* [The exercise]: Filter the lines below, copying only those with the string "marker".

* [Input material]:
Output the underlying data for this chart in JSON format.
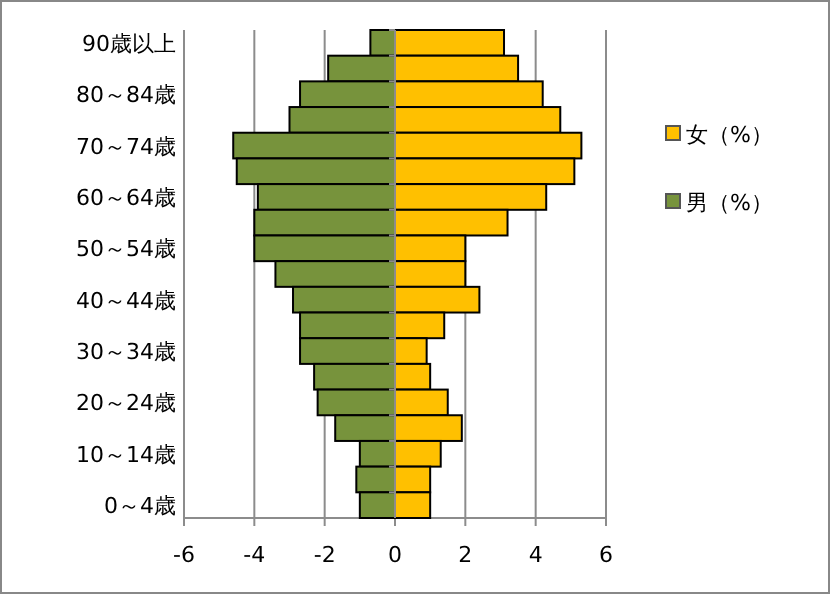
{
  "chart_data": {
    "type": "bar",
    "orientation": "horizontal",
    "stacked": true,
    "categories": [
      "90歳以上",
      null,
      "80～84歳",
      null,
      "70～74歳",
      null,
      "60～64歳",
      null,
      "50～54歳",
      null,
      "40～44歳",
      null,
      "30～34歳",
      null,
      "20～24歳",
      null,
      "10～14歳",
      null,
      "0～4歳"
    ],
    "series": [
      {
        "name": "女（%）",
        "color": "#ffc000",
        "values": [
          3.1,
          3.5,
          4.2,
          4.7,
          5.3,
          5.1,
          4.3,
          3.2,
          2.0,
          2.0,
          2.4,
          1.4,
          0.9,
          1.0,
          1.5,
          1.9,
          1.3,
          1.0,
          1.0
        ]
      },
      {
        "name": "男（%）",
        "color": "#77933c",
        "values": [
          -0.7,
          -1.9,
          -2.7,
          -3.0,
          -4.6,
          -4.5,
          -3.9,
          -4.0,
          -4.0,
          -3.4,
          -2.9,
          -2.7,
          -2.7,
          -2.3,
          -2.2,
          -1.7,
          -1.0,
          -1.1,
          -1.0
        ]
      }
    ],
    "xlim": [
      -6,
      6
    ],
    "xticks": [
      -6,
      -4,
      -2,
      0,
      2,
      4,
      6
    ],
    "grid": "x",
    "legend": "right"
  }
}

* * *

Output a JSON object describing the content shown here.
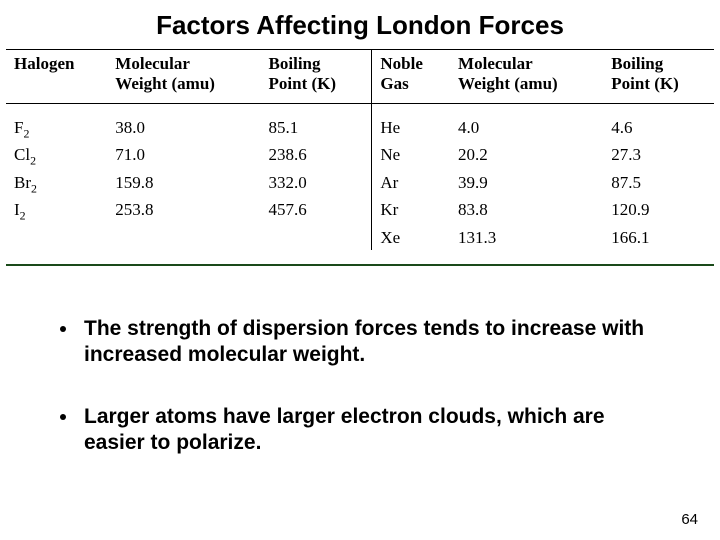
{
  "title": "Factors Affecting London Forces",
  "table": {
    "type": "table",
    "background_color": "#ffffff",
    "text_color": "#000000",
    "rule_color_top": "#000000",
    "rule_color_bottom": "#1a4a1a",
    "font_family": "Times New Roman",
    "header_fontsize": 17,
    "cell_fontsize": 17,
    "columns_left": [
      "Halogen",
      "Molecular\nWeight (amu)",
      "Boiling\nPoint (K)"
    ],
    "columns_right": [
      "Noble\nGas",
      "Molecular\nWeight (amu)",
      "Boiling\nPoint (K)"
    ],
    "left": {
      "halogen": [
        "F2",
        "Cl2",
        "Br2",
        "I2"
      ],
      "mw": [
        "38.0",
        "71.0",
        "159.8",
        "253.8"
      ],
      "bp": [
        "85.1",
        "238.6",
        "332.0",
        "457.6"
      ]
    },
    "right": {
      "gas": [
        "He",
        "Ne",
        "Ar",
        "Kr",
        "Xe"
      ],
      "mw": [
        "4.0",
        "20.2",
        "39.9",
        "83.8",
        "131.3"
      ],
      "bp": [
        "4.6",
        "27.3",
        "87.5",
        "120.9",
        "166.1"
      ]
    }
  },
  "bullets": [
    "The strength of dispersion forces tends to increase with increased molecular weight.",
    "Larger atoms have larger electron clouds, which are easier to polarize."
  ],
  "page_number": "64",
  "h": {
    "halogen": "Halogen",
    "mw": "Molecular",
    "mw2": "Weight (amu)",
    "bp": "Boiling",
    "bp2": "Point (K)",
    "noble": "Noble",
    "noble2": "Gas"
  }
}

==

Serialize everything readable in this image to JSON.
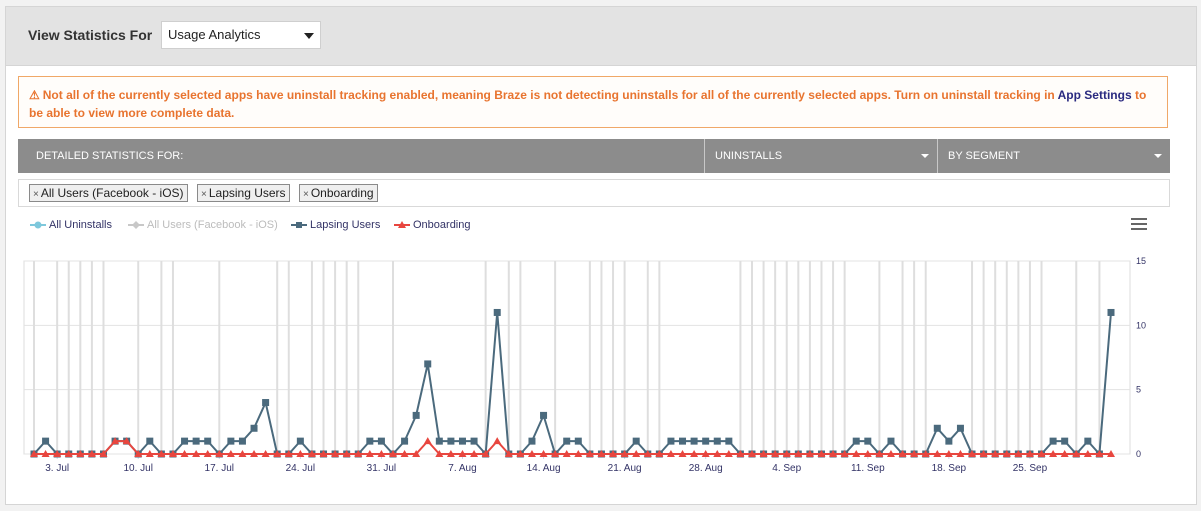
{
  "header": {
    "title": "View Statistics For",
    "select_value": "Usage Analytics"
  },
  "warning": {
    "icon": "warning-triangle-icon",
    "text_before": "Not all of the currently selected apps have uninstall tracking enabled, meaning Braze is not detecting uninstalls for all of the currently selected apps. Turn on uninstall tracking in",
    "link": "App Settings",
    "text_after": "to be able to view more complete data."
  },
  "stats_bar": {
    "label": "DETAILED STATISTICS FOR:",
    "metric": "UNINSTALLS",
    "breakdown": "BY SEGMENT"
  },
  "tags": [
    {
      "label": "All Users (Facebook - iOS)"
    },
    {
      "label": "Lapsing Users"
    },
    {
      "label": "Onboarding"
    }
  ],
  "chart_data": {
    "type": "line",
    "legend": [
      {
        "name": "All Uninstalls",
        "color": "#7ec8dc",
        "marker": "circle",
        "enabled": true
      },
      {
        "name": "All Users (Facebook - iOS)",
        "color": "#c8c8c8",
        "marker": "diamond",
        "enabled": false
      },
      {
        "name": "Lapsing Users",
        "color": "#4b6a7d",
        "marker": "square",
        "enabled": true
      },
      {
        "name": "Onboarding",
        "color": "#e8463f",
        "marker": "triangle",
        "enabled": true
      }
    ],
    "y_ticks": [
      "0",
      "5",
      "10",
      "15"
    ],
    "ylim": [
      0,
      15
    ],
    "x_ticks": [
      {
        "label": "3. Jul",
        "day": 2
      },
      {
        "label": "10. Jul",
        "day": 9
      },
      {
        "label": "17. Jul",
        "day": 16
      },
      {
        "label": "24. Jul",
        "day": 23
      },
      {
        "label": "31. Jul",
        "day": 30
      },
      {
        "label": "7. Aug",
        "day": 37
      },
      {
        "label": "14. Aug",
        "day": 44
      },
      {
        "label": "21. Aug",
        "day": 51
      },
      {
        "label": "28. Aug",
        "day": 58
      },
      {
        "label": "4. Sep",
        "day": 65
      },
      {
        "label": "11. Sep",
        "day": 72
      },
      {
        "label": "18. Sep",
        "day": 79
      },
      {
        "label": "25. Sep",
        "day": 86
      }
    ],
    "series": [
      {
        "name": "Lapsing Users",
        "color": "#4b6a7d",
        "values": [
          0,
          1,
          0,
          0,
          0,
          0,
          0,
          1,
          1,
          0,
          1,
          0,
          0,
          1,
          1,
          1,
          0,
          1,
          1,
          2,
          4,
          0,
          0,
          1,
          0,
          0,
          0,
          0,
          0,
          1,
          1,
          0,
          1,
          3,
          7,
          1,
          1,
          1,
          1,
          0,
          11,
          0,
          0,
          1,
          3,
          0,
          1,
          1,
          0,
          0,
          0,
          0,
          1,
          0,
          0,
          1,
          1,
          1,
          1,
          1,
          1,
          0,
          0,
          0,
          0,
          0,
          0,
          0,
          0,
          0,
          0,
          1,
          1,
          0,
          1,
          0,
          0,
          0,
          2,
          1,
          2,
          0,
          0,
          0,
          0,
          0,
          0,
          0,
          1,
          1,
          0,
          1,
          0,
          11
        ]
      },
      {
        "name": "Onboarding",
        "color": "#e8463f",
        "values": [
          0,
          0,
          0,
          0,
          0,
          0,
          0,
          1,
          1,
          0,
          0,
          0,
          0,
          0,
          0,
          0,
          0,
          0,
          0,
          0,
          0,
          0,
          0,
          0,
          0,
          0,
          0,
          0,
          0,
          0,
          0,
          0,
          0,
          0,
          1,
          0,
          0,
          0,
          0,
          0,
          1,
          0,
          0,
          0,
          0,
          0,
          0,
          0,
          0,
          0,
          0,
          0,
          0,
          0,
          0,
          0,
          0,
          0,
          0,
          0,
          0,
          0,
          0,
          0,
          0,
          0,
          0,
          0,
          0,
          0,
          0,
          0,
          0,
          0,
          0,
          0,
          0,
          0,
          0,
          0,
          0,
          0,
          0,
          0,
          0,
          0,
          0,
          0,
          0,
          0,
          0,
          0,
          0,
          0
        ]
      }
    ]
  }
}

* [Solution to the exercise]:
        "marker": "circle",
        "marker": "diamond",
        "marker": "square",
        "marker": "triangle",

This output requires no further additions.